[Begin]

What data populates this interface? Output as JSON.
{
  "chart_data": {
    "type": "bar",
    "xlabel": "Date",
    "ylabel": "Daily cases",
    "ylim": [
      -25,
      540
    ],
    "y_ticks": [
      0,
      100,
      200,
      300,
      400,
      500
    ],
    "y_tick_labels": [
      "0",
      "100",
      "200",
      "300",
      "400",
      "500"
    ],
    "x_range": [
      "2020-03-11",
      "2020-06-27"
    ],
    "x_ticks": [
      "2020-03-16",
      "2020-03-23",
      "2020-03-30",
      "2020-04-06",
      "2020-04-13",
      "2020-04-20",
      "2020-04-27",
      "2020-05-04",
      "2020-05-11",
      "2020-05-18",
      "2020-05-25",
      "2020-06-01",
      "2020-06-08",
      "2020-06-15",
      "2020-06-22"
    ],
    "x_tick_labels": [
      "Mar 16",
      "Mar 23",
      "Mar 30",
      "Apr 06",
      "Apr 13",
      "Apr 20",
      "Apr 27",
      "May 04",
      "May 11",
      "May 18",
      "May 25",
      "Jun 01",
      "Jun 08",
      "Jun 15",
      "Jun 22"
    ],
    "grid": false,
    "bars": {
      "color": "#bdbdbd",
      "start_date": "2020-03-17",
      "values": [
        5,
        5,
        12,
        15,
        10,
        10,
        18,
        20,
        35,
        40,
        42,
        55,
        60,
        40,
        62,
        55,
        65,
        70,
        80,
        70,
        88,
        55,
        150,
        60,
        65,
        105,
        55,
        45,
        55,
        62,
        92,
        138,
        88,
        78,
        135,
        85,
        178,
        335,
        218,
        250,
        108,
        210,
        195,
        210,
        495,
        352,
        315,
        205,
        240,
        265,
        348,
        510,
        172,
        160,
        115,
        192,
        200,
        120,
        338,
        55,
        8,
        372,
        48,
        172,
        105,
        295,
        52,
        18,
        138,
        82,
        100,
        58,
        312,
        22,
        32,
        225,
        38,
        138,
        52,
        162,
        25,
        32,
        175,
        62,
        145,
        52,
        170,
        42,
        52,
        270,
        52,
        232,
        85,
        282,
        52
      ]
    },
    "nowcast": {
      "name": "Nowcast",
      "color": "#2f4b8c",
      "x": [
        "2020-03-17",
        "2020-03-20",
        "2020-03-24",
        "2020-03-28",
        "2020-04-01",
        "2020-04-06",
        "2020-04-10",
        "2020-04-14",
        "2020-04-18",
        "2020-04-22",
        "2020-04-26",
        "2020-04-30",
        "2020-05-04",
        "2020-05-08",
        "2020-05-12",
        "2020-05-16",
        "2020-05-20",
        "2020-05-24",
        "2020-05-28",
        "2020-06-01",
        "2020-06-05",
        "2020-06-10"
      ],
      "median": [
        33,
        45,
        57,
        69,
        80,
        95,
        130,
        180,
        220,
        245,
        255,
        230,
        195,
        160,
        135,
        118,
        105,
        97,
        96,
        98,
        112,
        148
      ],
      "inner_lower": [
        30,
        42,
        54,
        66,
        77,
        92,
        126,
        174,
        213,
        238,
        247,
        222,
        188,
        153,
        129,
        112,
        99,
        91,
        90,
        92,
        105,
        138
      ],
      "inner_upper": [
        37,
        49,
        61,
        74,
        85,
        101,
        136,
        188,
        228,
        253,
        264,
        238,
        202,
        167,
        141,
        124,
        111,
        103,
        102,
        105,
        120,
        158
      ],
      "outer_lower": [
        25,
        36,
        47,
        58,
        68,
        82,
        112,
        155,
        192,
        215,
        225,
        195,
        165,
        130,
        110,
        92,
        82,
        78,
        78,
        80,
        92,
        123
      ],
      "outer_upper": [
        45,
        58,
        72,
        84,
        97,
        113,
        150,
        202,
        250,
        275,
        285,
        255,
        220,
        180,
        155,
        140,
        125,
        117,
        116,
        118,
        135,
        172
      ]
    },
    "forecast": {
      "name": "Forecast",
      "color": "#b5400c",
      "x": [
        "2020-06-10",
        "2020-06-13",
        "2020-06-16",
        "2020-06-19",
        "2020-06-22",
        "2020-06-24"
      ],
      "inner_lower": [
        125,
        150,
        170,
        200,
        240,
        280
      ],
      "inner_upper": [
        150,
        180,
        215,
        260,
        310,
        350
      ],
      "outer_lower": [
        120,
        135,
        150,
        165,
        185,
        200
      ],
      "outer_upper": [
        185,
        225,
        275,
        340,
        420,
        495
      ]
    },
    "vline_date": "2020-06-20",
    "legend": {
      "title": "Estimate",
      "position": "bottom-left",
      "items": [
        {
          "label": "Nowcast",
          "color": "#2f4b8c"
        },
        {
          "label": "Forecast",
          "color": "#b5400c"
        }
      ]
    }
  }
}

[End]

Find how many lines in the listing hold "color", and reply with that number only.

● TASK RESULT
5